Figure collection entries
####

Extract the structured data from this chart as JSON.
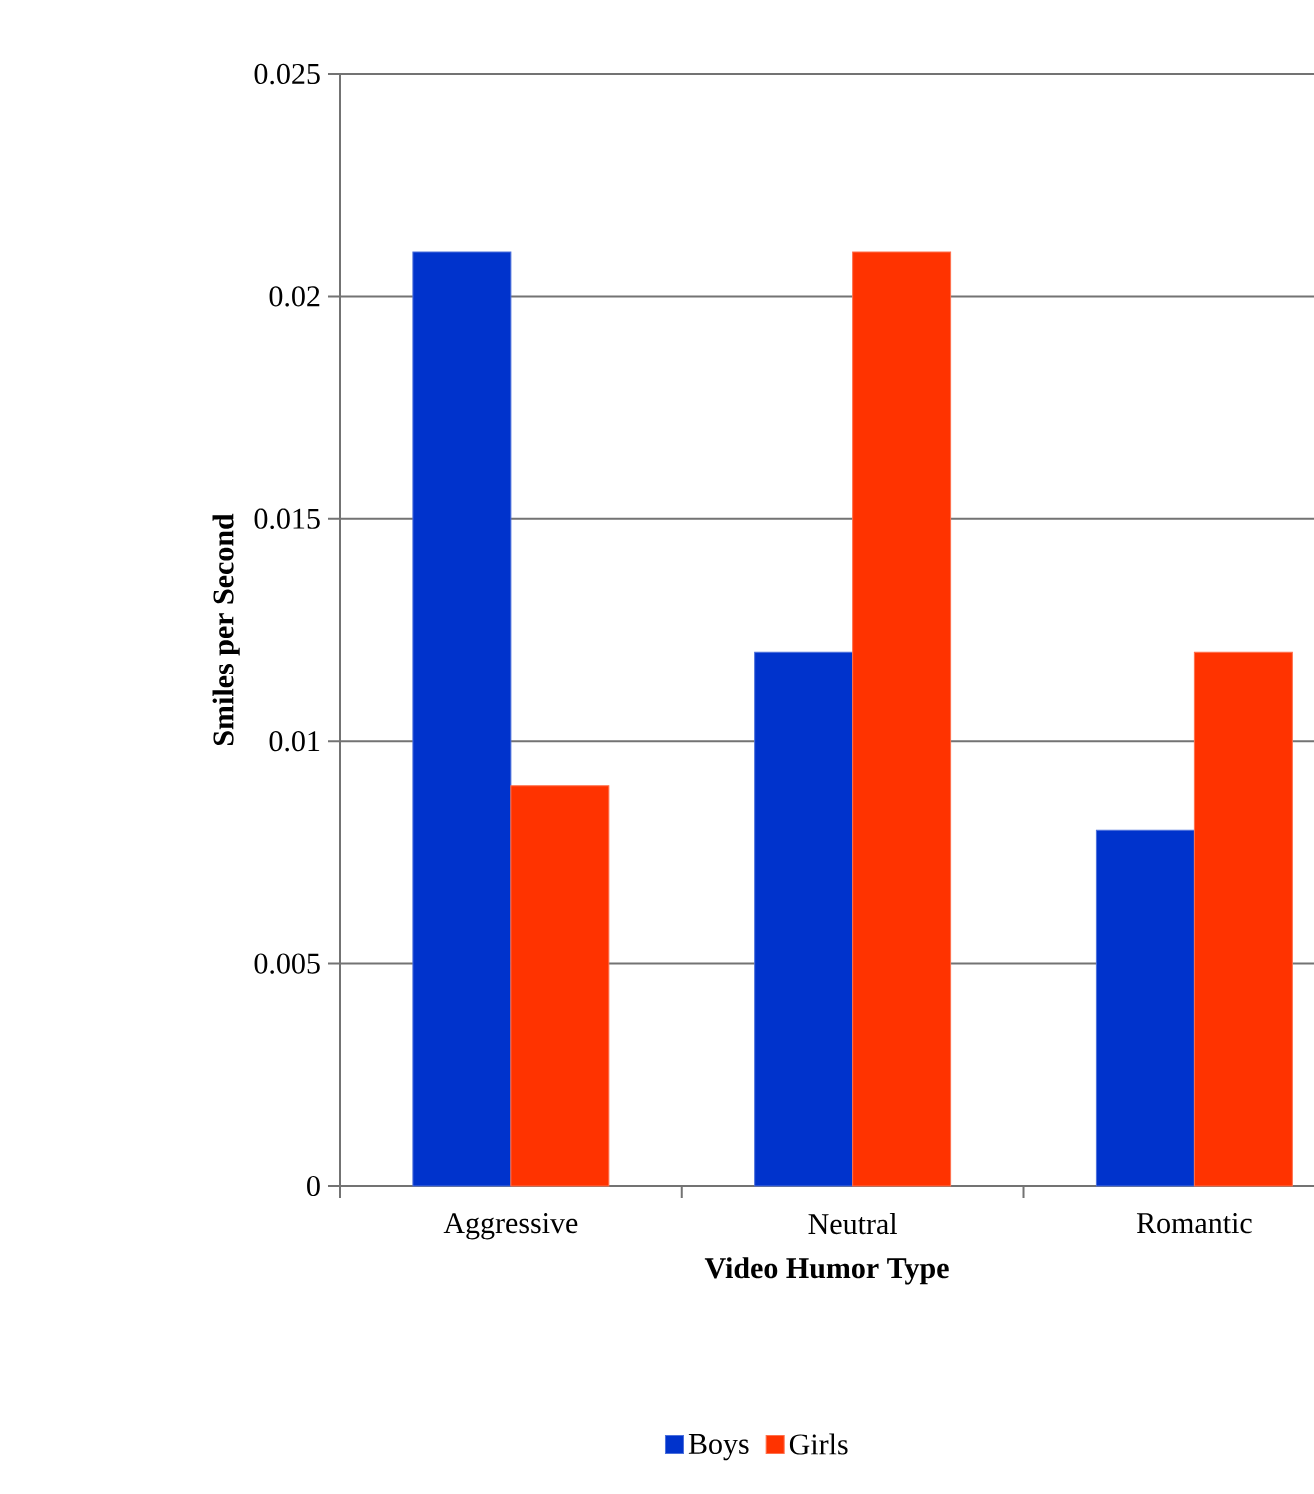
{
  "chart_data": {
    "type": "bar",
    "xlabel": "Video Humor Type",
    "ylabel": "Smiles per Second",
    "categories": [
      "Aggressive",
      "Neutral",
      "Romantic"
    ],
    "series": [
      {
        "name": "Boys",
        "color": "#0033cc",
        "values": [
          0.021,
          0.012,
          0.008
        ]
      },
      {
        "name": "Girls",
        "color": "#ff3300",
        "values": [
          0.009,
          0.021,
          0.012
        ]
      }
    ],
    "ylim": [
      0,
      0.025
    ],
    "yticks": [
      0,
      0.005,
      0.01,
      0.015,
      0.02,
      0.025
    ],
    "grid": "y",
    "legend": "bottom"
  }
}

####

#### JOB:
Copy out each line exactly, without the pictures.

#### EXERCISE RESULT:
Extract the structured data from this chart as JSON.
{
  "chart_data": {
    "type": "bar",
    "xlabel": "Video Humor Type",
    "ylabel": "Smiles per Second",
    "categories": [
      "Aggressive",
      "Neutral",
      "Romantic"
    ],
    "series": [
      {
        "name": "Boys",
        "color": "#0033cc",
        "values": [
          0.021,
          0.012,
          0.008
        ]
      },
      {
        "name": "Girls",
        "color": "#ff3300",
        "values": [
          0.009,
          0.021,
          0.012
        ]
      }
    ],
    "ylim": [
      0,
      0.025
    ],
    "yticks": [
      0,
      0.005,
      0.01,
      0.015,
      0.02,
      0.025
    ],
    "grid": "y",
    "legend": "bottom"
  }
}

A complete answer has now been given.